▶ _Work required_:
Reproduce all of the listing below without alteration.

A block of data

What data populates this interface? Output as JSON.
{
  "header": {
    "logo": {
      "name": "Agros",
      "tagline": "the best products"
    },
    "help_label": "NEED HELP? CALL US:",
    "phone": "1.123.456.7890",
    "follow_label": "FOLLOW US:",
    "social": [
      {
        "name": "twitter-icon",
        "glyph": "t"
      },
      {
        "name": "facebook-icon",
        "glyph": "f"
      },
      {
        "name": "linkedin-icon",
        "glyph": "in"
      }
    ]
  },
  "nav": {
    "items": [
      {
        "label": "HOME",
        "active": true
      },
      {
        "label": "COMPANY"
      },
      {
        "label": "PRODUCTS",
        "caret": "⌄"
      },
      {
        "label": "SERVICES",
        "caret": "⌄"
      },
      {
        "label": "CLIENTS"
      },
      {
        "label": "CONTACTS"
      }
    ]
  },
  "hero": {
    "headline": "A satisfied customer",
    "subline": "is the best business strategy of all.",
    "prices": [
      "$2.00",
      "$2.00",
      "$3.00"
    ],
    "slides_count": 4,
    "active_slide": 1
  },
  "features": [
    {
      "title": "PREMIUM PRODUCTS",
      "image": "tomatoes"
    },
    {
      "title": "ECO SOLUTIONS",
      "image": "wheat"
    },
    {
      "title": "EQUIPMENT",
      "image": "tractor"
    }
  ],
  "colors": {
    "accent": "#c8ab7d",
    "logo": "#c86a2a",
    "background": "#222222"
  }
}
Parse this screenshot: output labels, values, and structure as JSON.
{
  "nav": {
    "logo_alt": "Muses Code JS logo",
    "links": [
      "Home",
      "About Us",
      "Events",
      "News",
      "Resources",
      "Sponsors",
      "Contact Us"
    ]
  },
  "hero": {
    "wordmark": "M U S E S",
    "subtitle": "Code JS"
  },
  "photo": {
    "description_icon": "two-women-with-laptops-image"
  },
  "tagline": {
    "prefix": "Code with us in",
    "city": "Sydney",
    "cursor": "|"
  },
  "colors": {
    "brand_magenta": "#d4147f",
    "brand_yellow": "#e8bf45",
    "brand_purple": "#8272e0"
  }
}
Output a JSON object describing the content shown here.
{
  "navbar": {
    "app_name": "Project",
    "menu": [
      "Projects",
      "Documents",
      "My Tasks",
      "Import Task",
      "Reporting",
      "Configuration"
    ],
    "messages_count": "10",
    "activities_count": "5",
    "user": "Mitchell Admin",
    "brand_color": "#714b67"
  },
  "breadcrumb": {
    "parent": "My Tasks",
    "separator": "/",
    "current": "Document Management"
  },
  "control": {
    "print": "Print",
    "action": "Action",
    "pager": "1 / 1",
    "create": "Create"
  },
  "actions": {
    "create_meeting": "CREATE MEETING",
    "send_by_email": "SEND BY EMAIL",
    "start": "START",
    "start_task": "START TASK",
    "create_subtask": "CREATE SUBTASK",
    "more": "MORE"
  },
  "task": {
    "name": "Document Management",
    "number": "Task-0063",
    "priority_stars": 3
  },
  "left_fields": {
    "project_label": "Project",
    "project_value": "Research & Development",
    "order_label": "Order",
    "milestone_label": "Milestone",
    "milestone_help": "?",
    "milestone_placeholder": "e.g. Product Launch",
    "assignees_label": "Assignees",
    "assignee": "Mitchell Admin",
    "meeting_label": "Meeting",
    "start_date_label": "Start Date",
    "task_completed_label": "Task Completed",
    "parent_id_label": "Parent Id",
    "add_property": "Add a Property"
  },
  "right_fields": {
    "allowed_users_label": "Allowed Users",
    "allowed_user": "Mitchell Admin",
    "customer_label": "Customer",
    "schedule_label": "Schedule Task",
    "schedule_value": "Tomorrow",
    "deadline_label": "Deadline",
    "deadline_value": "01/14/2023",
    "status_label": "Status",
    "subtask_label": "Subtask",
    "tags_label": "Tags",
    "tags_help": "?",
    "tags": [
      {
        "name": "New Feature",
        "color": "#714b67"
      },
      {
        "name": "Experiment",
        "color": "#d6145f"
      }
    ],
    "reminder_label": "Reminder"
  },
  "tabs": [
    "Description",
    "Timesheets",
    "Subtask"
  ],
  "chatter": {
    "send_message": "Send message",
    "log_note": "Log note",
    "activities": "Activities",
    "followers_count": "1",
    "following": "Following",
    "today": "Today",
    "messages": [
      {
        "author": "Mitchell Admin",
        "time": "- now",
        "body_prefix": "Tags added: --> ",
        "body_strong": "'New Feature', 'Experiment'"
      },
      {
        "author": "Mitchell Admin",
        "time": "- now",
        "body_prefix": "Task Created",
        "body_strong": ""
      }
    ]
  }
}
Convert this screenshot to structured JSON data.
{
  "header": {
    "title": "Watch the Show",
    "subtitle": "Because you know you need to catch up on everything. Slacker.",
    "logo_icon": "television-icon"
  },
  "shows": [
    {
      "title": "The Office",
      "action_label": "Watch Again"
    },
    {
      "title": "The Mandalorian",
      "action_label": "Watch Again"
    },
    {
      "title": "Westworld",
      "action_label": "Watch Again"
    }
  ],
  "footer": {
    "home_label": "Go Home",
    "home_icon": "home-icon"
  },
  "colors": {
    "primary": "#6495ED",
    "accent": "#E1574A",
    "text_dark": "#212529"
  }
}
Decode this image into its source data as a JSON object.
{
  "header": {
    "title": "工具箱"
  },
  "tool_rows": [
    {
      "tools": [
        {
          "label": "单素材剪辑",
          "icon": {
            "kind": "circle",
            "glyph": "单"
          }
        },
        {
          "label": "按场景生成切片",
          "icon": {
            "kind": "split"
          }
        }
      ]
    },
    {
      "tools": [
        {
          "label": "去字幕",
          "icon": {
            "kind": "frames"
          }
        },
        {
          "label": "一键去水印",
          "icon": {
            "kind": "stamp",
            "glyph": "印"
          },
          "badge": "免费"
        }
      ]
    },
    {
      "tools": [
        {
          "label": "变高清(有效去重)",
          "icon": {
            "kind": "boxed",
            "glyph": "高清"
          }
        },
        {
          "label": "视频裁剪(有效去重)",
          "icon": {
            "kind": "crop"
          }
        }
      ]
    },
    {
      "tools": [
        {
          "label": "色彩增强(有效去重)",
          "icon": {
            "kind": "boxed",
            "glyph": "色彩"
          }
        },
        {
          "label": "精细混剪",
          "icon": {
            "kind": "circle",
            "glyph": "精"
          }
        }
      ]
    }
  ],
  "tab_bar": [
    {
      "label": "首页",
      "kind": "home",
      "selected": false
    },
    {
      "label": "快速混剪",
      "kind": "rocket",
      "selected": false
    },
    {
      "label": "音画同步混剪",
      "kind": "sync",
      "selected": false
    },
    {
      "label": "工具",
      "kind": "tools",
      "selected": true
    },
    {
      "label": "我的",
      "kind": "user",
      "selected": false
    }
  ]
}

▶ _Finished exercise_:
What data populates this interface? Output as JSON.
{
  "header": {
    "logo": {
      "name": "Agros",
      "tagline": "the best products"
    },
    "help_label": "NEED HELP? CALL US:",
    "phone": "1.123.456.7890",
    "follow_label": "FOLLOW US:",
    "social": [
      {
        "name": "twitter-icon",
        "glyph": "t"
      },
      {
        "name": "facebook-icon",
        "glyph": "f"
      },
      {
        "name": "linkedin-icon",
        "glyph": "in"
      }
    ]
  },
  "nav": {
    "items": [
      {
        "label": "HOME",
        "active": true
      },
      {
        "label": "COMPANY"
      },
      {
        "label": "PRODUCTS",
        "caret": "⌄"
      },
      {
        "label": "SERVICES",
        "caret": "⌄"
      },
      {
        "label": "CLIENTS"
      },
      {
        "label": "CONTACTS"
      }
    ]
  },
  "hero": {
    "headline": "A satisfied customer",
    "subline": "is the best business strategy of all.",
    "prices": [
      "$2.00",
      "$2.00",
      "$3.00"
    ],
    "slides_count": 4,
    "active_slide": 1
  },
  "features": [
    {
      "title": "PREMIUM PRODUCTS",
      "image": "tomatoes"
    },
    {
      "title": "ECO SOLUTIONS",
      "image": "wheat"
    },
    {
      "title": "EQUIPMENT",
      "image": "tractor"
    }
  ],
  "colors": {
    "accent": "#c8ab7d",
    "logo": "#c86a2a",
    "background": "#222222"
  }
}
Parse this screenshot: output labels, values, and structure as JSON.
{
  "nav": {
    "logo_alt": "Muses Code JS logo",
    "links": [
      "Home",
      "About Us",
      "Events",
      "News",
      "Resources",
      "Sponsors",
      "Contact Us"
    ]
  },
  "hero": {
    "wordmark": "M U S E S",
    "subtitle": "Code JS"
  },
  "photo": {
    "description_icon": "two-women-with-laptops-image"
  },
  "tagline": {
    "prefix": "Code with us in",
    "city": "Sydney",
    "cursor": "|"
  },
  "colors": {
    "brand_magenta": "#d4147f",
    "brand_yellow": "#e8bf45",
    "brand_purple": "#8272e0"
  }
}
Output a JSON object describing the content shown here.
{
  "navbar": {
    "app_name": "Project",
    "menu": [
      "Projects",
      "Documents",
      "My Tasks",
      "Import Task",
      "Reporting",
      "Configuration"
    ],
    "messages_count": "10",
    "activities_count": "5",
    "user": "Mitchell Admin",
    "brand_color": "#714b67"
  },
  "breadcrumb": {
    "parent": "My Tasks",
    "separator": "/",
    "current": "Document Management"
  },
  "control": {
    "print": "Print",
    "action": "Action",
    "pager": "1 / 1",
    "create": "Create"
  },
  "actions": {
    "create_meeting": "CREATE MEETING",
    "send_by_email": "SEND BY EMAIL",
    "start": "START",
    "start_task": "START TASK",
    "create_subtask": "CREATE SUBTASK",
    "more": "MORE"
  },
  "task": {
    "name": "Document Management",
    "number": "Task-0063",
    "priority_stars": 3
  },
  "left_fields": {
    "project_label": "Project",
    "project_value": "Research & Development",
    "order_label": "Order",
    "milestone_label": "Milestone",
    "milestone_help": "?",
    "milestone_placeholder": "e.g. Product Launch",
    "assignees_label": "Assignees",
    "assignee": "Mitchell Admin",
    "meeting_label": "Meeting",
    "start_date_label": "Start Date",
    "task_completed_label": "Task Completed",
    "parent_id_label": "Parent Id",
    "add_property": "Add a Property"
  },
  "right_fields": {
    "allowed_users_label": "Allowed Users",
    "allowed_user": "Mitchell Admin",
    "customer_label": "Customer",
    "schedule_label": "Schedule Task",
    "schedule_value": "Tomorrow",
    "deadline_label": "Deadline",
    "deadline_value": "01/14/2023",
    "status_label": "Status",
    "subtask_label": "Subtask",
    "tags_label": "Tags",
    "tags_help": "?",
    "tags": [
      {
        "name": "New Feature",
        "color": "#714b67"
      },
      {
        "name": "Experiment",
        "color": "#d6145f"
      }
    ],
    "reminder_label": "Reminder"
  },
  "tabs": [
    "Description",
    "Timesheets",
    "Subtask"
  ],
  "chatter": {
    "send_message": "Send message",
    "log_note": "Log note",
    "activities": "Activities",
    "followers_count": "1",
    "following": "Following",
    "today": "Today",
    "messages": [
      {
        "author": "Mitchell Admin",
        "time": "- now",
        "body_prefix": "Tags added: --> ",
        "body_strong": "'New Feature', 'Experiment'"
      },
      {
        "author": "Mitchell Admin",
        "time": "- now",
        "body_prefix": "Task Created",
        "body_strong": ""
      }
    ]
  }
}
Convert this screenshot to structured JSON data.
{
  "header": {
    "title": "Watch the Show",
    "subtitle": "Because you know you need to catch up on everything. Slacker.",
    "logo_icon": "television-icon"
  },
  "shows": [
    {
      "title": "The Office",
      "action_label": "Watch Again"
    },
    {
      "title": "The Mandalorian",
      "action_label": "Watch Again"
    },
    {
      "title": "Westworld",
      "action_label": "Watch Again"
    }
  ],
  "footer": {
    "home_label": "Go Home",
    "home_icon": "home-icon"
  },
  "colors": {
    "primary": "#6495ED",
    "accent": "#E1574A",
    "text_dark": "#212529"
  }
}
Decode this image into its source data as a JSON object.
{
  "header": {
    "title": "工具箱"
  },
  "tool_rows": [
    {
      "tools": [
        {
          "label": "单素材剪辑",
          "icon": {
            "kind": "circle",
            "glyph": "单"
          }
        },
        {
          "label": "按场景生成切片",
          "icon": {
            "kind": "split"
          }
        }
      ]
    },
    {
      "tools": [
        {
          "label": "去字幕",
          "icon": {
            "kind": "frames"
          }
        },
        {
          "label": "一键去水印",
          "icon": {
            "kind": "stamp",
            "glyph": "印"
          },
          "badge": "免费"
        }
      ]
    },
    {
      "tools": [
        {
          "label": "变高清(有效去重)",
          "icon": {
            "kind": "boxed",
            "glyph": "高清"
          }
        },
        {
          "label": "视频裁剪(有效去重)",
          "icon": {
            "kind": "crop"
          }
        }
      ]
    },
    {
      "tools": [
        {
          "label": "色彩增强(有效去重)",
          "icon": {
            "kind": "boxed",
            "glyph": "色彩"
          }
        },
        {
          "label": "精细混剪",
          "icon": {
            "kind": "circle",
            "glyph": "精"
          }
        }
      ]
    }
  ],
  "tab_bar": [
    {
      "label": "首页",
      "kind": "home",
      "selected": false
    },
    {
      "label": "快速混剪",
      "kind": "rocket",
      "selected": false
    },
    {
      "label": "音画同步混剪",
      "kind": "sync",
      "selected": false
    },
    {
      "label": "工具",
      "kind": "tools",
      "selected": true
    },
    {
      "label": "我的",
      "kind": "user",
      "selected": false
    }
  ]
}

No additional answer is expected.